### Task
Gather all lines in the records below that include the word "color".

### Material shown
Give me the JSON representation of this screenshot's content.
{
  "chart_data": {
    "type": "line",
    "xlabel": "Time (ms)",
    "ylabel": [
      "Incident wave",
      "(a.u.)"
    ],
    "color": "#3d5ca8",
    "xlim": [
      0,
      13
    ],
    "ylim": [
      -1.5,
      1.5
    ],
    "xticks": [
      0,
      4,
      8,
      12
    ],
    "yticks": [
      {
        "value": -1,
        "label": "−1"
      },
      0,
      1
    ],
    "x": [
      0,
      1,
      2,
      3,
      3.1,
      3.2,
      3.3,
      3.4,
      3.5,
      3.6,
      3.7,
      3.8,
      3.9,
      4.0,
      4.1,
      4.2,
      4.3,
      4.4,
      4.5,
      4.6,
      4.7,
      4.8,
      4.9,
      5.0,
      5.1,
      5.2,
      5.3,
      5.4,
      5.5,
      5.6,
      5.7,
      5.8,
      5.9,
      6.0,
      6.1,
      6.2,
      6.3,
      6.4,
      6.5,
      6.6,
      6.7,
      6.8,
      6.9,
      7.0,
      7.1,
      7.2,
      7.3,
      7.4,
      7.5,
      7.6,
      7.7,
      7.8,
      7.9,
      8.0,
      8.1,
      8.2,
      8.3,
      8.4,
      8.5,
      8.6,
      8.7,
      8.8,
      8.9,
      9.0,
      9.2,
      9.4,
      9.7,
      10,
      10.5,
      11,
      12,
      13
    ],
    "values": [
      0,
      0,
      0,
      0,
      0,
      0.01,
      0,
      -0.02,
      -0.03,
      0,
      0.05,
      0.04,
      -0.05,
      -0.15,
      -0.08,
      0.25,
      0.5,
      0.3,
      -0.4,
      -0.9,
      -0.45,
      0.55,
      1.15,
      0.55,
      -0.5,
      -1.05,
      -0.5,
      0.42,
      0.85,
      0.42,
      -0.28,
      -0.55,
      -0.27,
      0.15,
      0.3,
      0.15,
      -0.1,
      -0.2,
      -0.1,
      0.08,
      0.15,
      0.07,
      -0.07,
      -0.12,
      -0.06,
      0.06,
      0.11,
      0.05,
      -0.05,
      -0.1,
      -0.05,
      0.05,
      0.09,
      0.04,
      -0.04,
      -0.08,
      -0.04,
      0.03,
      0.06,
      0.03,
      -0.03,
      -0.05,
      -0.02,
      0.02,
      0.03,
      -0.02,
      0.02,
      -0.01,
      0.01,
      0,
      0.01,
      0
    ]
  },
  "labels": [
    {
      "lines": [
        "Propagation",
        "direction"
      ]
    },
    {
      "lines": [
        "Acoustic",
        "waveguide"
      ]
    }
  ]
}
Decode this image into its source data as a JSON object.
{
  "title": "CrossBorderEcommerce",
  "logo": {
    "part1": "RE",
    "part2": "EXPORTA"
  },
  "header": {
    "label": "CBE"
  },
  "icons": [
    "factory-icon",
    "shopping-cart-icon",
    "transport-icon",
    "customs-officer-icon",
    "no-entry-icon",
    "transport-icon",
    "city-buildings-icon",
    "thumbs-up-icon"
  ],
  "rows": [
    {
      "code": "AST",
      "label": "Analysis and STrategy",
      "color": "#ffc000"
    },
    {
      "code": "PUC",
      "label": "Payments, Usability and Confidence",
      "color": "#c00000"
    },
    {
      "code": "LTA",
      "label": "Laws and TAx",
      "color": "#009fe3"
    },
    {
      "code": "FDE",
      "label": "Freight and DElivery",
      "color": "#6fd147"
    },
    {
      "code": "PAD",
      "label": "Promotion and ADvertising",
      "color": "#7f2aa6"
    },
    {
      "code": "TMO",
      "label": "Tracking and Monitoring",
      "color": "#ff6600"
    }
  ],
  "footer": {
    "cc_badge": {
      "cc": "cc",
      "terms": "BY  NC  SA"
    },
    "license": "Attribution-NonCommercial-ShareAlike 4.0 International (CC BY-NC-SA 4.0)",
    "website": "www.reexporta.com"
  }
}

### Exercise solution
    "color": "#3d5ca8",
      "color": "#ffc000"
      "color": "#c00000"
      "color": "#009fe3"
      "color": "#6fd147"
      "color": "#7f2aa6"
      "color": "#ff6600"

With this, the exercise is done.